**Required task:** Out of the lines in this data, how many include "JSON"? Give the number and nothing else.

**Rows:**
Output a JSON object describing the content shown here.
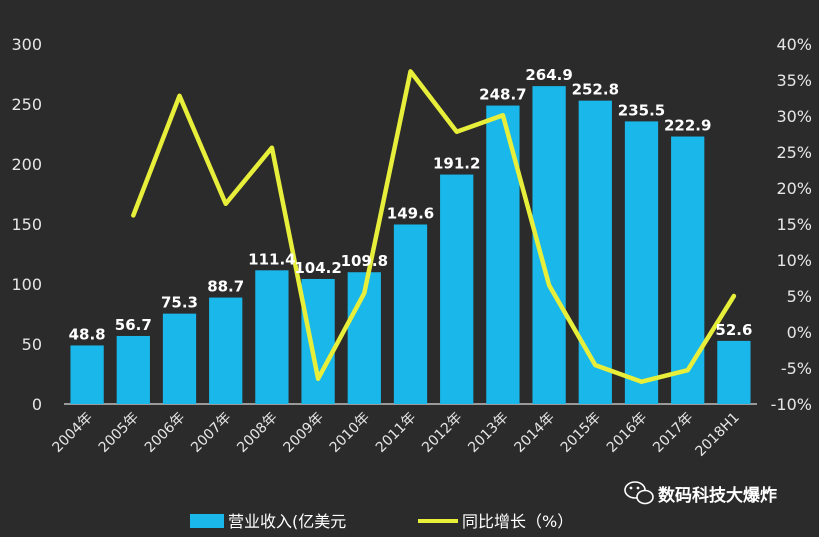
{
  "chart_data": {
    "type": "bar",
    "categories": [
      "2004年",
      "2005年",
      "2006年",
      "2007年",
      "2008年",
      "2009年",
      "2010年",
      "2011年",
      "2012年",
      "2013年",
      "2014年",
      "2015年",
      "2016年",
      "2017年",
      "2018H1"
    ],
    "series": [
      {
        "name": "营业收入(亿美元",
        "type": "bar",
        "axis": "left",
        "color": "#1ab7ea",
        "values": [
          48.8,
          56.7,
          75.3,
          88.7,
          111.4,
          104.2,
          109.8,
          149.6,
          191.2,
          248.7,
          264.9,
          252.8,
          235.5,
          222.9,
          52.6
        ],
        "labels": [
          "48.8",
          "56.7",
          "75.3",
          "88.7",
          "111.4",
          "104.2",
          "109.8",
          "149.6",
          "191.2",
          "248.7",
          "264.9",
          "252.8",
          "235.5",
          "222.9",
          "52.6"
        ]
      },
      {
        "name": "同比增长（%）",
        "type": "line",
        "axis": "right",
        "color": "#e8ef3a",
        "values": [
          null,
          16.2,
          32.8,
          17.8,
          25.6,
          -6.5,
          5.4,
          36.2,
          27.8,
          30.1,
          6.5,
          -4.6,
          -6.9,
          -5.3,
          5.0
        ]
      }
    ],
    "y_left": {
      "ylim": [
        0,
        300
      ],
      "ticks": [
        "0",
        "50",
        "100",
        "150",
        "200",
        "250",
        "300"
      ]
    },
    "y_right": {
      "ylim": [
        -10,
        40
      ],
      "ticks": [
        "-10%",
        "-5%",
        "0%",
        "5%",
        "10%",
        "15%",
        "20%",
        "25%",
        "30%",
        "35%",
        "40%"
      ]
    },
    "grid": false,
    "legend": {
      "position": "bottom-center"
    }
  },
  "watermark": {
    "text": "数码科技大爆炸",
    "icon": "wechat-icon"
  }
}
==
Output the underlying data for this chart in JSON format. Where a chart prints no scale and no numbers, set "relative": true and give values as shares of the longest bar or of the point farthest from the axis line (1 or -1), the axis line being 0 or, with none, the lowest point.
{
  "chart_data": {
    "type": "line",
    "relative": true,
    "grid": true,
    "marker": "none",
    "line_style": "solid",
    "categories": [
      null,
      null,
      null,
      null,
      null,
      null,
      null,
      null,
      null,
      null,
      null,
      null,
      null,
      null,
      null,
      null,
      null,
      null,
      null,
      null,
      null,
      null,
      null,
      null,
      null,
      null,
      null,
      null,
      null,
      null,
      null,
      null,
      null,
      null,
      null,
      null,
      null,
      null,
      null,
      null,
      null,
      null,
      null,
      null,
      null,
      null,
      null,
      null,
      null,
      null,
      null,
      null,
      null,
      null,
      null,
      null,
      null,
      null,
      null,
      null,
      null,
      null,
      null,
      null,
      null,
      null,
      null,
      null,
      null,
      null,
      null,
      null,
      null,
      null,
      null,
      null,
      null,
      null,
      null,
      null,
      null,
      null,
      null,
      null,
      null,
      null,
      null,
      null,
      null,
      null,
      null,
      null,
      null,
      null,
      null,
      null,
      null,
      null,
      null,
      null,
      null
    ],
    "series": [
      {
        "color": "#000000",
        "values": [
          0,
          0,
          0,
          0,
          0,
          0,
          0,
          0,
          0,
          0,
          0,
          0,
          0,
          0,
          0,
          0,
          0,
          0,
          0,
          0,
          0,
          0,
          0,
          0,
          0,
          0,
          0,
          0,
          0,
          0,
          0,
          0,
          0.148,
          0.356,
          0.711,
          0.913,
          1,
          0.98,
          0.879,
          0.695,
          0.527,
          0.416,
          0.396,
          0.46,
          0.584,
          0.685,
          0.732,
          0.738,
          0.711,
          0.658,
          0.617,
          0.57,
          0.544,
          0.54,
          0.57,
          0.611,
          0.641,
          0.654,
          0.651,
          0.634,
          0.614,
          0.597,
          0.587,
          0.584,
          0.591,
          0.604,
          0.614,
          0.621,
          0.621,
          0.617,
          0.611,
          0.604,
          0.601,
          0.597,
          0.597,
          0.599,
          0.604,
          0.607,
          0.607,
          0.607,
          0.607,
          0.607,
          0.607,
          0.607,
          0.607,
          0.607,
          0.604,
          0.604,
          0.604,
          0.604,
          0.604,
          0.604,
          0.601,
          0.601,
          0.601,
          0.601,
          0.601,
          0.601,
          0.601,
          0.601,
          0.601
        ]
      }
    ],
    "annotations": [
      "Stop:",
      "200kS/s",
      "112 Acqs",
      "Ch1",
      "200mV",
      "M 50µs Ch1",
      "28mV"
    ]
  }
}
...
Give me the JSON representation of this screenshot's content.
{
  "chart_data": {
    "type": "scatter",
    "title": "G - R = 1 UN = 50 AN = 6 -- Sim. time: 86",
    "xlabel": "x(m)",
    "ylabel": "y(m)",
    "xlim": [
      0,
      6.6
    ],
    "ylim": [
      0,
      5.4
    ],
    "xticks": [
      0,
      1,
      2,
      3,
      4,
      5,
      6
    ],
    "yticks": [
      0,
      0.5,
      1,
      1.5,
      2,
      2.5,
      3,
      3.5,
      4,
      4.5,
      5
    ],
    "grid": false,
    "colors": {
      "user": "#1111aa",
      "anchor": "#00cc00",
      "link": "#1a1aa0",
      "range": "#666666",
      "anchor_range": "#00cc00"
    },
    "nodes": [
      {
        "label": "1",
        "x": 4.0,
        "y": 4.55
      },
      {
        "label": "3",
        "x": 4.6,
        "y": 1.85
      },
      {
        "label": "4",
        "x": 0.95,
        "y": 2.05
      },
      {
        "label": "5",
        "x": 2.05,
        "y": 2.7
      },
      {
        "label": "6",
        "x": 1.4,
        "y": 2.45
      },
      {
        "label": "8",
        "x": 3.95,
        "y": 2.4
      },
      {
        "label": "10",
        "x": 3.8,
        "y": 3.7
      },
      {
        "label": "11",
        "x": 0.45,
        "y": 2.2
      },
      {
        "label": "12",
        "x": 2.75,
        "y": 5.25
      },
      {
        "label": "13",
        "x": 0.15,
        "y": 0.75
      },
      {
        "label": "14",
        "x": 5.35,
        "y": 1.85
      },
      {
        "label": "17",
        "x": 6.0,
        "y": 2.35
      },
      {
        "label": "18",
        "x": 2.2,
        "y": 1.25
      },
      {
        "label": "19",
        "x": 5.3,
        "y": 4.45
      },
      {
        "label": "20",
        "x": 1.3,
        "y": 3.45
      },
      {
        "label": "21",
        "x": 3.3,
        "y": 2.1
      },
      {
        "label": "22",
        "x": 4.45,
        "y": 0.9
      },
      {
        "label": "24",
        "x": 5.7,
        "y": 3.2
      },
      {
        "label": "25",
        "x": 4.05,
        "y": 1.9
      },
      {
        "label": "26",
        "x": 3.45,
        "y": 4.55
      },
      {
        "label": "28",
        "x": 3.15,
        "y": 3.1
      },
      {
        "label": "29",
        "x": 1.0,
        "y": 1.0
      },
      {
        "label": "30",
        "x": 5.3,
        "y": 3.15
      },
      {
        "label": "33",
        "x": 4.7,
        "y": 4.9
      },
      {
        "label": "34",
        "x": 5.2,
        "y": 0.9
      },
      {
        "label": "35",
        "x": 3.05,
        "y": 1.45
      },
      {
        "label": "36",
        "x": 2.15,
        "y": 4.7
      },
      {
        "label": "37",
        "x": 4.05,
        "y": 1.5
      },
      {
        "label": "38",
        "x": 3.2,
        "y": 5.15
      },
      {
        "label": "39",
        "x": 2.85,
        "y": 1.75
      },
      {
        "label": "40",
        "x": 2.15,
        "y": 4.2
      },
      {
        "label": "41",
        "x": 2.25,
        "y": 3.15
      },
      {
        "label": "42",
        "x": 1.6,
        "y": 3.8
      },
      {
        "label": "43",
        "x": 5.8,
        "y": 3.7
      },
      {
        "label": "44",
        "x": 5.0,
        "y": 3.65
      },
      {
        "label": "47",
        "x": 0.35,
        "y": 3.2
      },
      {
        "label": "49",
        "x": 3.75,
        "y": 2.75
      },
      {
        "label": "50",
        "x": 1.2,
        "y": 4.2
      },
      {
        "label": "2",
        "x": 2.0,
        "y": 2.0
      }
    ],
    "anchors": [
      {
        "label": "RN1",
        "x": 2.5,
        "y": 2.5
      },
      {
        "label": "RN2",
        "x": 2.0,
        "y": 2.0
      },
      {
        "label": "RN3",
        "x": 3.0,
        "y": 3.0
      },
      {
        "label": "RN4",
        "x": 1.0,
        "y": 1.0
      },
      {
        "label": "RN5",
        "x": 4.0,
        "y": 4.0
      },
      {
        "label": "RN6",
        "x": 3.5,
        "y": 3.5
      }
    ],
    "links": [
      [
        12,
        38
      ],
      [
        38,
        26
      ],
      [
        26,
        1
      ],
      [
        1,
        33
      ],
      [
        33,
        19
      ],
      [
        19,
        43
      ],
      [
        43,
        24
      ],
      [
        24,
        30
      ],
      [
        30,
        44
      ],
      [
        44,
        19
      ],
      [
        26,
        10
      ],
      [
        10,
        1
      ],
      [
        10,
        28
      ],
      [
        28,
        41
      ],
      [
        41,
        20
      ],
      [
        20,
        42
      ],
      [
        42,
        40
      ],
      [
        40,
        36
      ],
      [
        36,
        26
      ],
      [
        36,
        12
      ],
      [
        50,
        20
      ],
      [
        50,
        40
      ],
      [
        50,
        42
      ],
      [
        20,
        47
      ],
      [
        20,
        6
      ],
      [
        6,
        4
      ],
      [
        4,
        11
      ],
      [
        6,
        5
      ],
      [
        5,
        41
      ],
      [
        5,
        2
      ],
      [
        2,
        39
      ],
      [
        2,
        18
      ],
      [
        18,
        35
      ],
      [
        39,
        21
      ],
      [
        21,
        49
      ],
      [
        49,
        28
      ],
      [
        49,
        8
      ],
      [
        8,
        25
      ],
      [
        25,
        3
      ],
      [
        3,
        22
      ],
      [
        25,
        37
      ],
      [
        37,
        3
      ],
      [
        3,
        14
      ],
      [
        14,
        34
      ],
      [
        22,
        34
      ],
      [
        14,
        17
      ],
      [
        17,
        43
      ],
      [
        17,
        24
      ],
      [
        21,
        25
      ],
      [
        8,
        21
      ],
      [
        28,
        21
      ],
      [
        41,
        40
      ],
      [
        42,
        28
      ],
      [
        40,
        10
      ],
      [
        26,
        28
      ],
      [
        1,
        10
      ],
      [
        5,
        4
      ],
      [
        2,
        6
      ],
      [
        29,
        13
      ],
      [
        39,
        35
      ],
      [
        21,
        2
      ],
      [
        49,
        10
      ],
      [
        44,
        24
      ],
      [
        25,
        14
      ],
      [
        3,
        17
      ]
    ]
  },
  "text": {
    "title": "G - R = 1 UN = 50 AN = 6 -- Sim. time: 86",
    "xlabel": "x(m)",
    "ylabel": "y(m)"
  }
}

**Task solution:** 3